Stated problem
Single out the lines that include the word "JSON". Copy them.

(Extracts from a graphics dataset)
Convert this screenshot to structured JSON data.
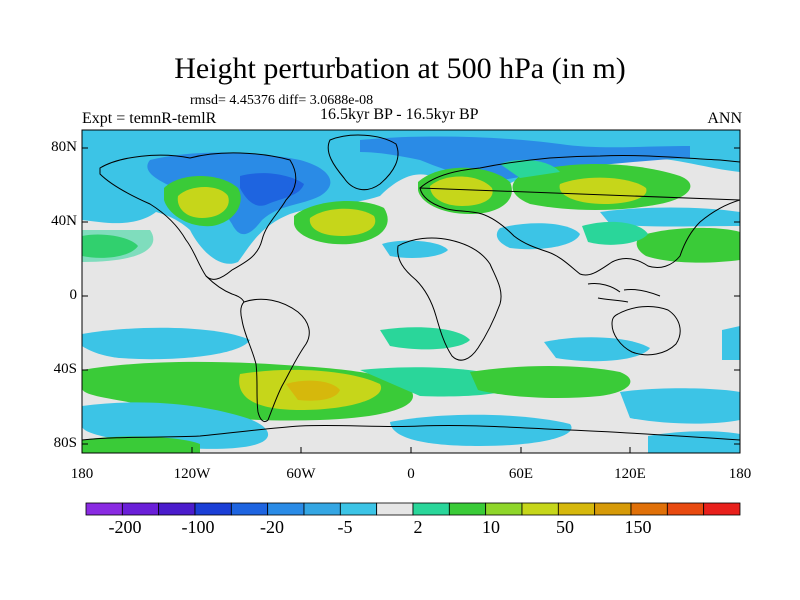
{
  "title": "Height perturbation at 500 hPa (in m)",
  "stats": "rmsd= 4.45376 diff= 3.0688e-08",
  "experiment": "Expt = temnR-temlR",
  "period": "16.5kyr BP - 16.5kyr BP",
  "season": "ANN",
  "map": {
    "background": "#e6e6e6",
    "lat_ticks": [
      "80N",
      "40N",
      "0",
      "40S",
      "80S"
    ],
    "lon_ticks": [
      "180",
      "120W",
      "60W",
      "0",
      "60E",
      "120E",
      "180"
    ]
  },
  "colorbar": {
    "colors": [
      "#8a2be2",
      "#6a1fd8",
      "#4b1ccc",
      "#1b3fd6",
      "#1e64e0",
      "#2a8be6",
      "#34a6e3",
      "#3cc4e6",
      "#e6e6e6",
      "#2ad69a",
      "#3acb38",
      "#8fd62a",
      "#c6d61a",
      "#d6b80c",
      "#d69a08",
      "#e07008",
      "#e84a10",
      "#e8201c"
    ],
    "labels": [
      "-200",
      "-100",
      "-20",
      "-5",
      "2",
      "10",
      "50",
      "150"
    ]
  }
}
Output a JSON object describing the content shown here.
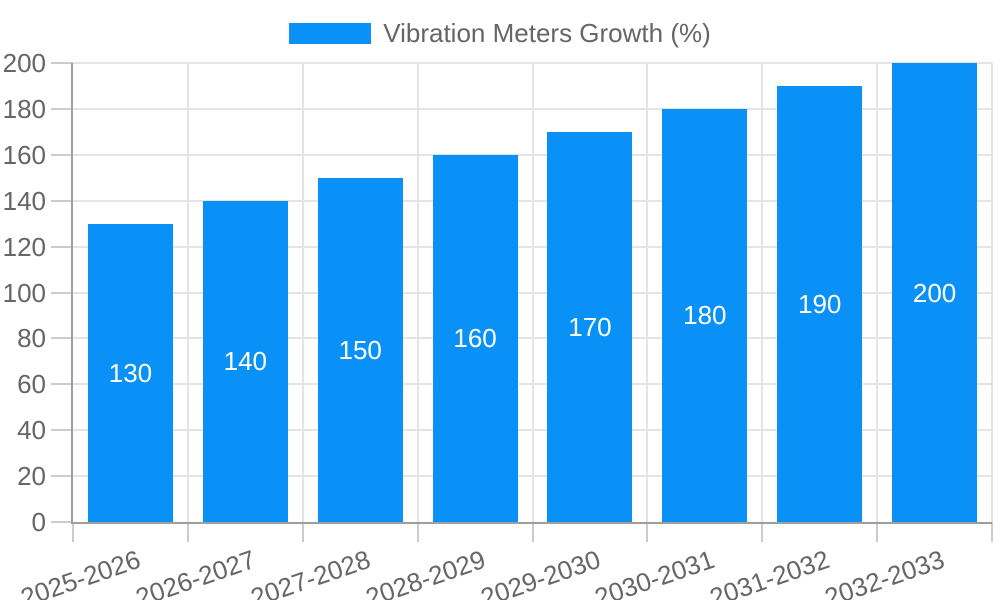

Solution
Convert this screenshot to structured JSON data.
Output a JSON object describing the content shown here.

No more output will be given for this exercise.